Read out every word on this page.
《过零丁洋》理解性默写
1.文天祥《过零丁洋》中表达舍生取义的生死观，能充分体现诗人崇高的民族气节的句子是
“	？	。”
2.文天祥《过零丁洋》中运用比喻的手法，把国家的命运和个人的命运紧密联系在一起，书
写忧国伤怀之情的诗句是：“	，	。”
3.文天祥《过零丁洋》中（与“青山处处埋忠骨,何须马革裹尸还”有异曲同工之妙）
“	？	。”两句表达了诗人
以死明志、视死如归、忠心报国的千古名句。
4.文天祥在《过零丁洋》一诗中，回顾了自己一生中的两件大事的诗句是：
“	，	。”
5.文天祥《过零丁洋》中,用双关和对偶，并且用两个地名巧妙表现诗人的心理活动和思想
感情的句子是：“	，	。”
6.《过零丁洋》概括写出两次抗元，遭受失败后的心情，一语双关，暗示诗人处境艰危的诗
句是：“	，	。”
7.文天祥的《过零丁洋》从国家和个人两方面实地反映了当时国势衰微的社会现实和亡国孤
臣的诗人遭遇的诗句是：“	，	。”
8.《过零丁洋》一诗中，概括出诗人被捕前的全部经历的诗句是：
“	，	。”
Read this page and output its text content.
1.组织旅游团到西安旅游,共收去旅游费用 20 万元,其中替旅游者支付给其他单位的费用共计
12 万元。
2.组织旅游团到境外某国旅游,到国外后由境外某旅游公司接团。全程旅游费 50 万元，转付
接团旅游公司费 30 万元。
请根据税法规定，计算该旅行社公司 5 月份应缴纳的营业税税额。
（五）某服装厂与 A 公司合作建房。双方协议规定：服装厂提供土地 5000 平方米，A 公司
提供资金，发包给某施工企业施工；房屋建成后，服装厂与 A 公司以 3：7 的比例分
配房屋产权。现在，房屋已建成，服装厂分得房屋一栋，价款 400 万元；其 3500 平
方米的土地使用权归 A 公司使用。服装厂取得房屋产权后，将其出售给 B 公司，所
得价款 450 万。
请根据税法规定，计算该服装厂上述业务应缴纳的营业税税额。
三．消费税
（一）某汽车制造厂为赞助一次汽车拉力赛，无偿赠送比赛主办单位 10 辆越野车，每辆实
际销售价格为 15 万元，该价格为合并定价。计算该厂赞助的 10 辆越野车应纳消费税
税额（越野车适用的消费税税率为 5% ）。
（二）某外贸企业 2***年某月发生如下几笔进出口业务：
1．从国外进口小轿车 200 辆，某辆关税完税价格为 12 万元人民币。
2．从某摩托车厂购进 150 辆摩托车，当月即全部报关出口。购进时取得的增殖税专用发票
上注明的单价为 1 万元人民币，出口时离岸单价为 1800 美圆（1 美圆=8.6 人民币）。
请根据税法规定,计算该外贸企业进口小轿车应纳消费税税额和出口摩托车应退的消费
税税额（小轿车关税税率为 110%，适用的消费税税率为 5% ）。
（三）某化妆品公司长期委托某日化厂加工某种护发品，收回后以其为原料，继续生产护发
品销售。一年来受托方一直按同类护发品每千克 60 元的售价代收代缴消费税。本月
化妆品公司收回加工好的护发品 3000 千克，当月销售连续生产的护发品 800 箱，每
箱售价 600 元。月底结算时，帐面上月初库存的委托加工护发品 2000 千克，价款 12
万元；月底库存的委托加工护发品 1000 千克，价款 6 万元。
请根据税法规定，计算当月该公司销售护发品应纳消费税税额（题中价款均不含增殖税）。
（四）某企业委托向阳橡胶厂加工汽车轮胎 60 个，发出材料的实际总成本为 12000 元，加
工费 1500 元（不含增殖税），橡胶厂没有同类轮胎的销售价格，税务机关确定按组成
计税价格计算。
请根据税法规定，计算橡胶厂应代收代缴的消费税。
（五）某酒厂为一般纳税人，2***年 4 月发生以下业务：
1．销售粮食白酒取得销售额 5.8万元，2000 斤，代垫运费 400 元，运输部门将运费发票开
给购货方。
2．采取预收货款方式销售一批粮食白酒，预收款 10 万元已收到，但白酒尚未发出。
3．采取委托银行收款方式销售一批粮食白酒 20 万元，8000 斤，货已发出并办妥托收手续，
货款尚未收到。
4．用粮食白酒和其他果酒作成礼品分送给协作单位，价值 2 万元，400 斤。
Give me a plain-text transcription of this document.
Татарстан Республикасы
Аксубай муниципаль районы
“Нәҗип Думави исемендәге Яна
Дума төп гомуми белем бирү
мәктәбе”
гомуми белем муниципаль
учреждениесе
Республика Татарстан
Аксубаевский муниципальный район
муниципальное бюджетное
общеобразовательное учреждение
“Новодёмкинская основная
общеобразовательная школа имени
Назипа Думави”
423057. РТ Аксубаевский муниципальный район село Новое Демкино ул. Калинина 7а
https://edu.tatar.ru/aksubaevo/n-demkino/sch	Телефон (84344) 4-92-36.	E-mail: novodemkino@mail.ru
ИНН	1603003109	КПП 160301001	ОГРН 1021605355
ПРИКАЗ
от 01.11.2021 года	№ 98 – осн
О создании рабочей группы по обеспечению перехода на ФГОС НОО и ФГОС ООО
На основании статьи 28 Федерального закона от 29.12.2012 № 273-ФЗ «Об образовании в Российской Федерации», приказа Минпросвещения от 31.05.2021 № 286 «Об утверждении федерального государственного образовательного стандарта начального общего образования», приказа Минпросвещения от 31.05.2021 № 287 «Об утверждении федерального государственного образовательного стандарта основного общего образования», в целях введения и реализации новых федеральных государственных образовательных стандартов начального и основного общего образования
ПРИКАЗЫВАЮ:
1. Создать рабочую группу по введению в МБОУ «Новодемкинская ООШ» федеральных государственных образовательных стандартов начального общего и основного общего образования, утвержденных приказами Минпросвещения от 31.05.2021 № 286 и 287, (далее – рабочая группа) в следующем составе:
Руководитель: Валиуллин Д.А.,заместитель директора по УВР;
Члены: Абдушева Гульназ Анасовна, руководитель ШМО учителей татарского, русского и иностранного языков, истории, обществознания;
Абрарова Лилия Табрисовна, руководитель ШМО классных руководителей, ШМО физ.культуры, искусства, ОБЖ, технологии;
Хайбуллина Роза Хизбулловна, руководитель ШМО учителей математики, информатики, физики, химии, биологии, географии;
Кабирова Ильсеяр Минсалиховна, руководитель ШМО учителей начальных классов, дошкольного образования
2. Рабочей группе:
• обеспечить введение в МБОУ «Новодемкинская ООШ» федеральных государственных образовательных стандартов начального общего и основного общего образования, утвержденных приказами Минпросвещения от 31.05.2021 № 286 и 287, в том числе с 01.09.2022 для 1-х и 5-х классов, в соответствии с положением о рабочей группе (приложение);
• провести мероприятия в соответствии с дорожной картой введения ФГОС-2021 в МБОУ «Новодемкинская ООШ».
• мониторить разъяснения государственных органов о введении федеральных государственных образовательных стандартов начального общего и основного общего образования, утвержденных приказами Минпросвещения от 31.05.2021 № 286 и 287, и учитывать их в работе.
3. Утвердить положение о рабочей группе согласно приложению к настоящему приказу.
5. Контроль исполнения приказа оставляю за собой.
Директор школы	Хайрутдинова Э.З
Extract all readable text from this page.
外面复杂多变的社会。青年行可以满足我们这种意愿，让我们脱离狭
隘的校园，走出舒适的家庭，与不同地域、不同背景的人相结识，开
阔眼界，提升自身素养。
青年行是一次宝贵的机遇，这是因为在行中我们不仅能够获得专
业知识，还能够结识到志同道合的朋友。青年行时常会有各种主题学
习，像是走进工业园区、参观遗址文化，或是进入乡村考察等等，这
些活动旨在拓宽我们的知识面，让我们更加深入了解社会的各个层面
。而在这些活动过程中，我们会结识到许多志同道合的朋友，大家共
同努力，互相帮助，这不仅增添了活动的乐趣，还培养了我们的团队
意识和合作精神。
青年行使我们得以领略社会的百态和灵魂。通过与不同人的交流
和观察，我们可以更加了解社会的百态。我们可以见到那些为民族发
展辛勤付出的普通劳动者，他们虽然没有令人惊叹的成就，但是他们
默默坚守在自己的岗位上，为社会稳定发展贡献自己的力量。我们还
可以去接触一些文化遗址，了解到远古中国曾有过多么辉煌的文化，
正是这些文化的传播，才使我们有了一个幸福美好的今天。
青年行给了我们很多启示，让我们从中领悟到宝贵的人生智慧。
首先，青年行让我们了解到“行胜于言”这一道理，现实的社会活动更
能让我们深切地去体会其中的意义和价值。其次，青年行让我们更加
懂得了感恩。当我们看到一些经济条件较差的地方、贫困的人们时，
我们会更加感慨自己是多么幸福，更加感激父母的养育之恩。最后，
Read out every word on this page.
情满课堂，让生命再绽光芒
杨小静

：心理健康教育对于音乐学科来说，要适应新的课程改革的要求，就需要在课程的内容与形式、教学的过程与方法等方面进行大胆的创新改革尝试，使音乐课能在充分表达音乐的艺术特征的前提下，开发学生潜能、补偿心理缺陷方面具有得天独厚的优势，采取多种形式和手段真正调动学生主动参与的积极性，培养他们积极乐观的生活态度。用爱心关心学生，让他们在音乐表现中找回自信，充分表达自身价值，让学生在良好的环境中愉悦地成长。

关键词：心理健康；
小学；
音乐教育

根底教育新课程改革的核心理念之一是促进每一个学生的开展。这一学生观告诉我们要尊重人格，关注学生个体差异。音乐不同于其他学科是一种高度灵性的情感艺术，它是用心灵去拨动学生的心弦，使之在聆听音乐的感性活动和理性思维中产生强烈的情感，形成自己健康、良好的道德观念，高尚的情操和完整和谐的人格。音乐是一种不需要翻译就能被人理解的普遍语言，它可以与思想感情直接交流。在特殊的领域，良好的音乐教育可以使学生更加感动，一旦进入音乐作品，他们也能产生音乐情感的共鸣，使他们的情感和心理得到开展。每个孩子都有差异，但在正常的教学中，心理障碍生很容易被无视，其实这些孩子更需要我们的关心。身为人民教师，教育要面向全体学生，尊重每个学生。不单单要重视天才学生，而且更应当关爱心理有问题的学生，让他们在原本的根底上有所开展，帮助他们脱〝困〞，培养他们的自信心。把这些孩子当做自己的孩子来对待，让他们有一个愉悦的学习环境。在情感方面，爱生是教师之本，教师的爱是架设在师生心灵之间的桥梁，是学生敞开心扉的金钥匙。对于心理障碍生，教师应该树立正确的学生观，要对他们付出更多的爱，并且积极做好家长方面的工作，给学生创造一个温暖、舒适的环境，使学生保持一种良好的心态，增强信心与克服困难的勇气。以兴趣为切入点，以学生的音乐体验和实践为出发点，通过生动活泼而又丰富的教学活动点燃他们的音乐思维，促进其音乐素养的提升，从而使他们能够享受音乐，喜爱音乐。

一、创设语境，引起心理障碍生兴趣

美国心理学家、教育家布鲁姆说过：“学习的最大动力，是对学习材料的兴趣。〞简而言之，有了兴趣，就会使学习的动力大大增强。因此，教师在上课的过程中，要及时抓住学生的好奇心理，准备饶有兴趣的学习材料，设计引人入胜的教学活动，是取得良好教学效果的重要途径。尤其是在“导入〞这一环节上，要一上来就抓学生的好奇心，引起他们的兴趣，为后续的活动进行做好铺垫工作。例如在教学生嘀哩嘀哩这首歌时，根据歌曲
══════════
▶ DIRECTIVE
For the string "ФГОС", count the lines of the entries above that include it; answer with the number only.

▶ ANSWER
2